→ ITEMS:
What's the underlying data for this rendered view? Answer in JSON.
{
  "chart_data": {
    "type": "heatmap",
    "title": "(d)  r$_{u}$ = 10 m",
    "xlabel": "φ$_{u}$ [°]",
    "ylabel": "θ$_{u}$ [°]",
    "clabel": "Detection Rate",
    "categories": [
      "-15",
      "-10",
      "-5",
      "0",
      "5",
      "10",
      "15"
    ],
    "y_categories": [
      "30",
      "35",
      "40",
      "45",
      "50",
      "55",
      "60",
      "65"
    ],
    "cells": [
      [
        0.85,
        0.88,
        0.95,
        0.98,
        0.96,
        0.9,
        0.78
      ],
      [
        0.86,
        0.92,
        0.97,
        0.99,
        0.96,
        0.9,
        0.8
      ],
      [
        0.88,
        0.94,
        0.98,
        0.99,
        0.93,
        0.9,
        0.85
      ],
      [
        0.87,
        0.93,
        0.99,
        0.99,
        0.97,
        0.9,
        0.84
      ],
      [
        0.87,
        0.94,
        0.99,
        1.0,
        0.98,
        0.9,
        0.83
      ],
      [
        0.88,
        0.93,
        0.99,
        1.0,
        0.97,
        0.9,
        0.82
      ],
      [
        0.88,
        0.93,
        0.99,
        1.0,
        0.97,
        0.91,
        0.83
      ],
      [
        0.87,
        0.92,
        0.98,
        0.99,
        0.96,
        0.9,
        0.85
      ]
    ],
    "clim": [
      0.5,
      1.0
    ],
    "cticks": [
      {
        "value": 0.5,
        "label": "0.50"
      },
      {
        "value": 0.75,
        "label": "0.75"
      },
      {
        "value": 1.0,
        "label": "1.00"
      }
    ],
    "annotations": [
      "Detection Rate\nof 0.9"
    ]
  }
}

→ TASK DETAILS:
Quote the material exactly, leaving nothing out.

→ RESPONSE BELOW:
What's the underlying data for this rendered view? Answer in JSON.
{
  "chart_data": {
    "type": "heatmap",
    "title": "(d)  r$_{u}$ = 10 m",
    "xlabel": "φ$_{u}$ [°]",
    "ylabel": "θ$_{u}$ [°]",
    "clabel": "Detection Rate",
    "categories": [
      "-15",
      "-10",
      "-5",
      "0",
      "5",
      "10",
      "15"
    ],
    "y_categories": [
      "30",
      "35",
      "40",
      "45",
      "50",
      "55",
      "60",
      "65"
    ],
    "cells": [
      [
        0.85,
        0.88,
        0.95,
        0.98,
        0.96,
        0.9,
        0.78
      ],
      [
        0.86,
        0.92,
        0.97,
        0.99,
        0.96,
        0.9,
        0.8
      ],
      [
        0.88,
        0.94,
        0.98,
        0.99,
        0.93,
        0.9,
        0.85
      ],
      [
        0.87,
        0.93,
        0.99,
        0.99,
        0.97,
        0.9,
        0.84
      ],
      [
        0.87,
        0.94,
        0.99,
        1.0,
        0.98,
        0.9,
        0.83
      ],
      [
        0.88,
        0.93,
        0.99,
        1.0,
        0.97,
        0.9,
        0.82
      ],
      [
        0.88,
        0.93,
        0.99,
        1.0,
        0.97,
        0.91,
        0.83
      ],
      [
        0.87,
        0.92,
        0.98,
        0.99,
        0.96,
        0.9,
        0.85
      ]
    ],
    "clim": [
      0.5,
      1.0
    ],
    "cticks": [
      {
        "value": 0.5,
        "label": "0.50"
      },
      {
        "value": 0.75,
        "label": "0.75"
      },
      {
        "value": 1.0,
        "label": "1.00"
      }
    ],
    "annotations": [
      "Detection Rate\nof 0.9"
    ]
  }
}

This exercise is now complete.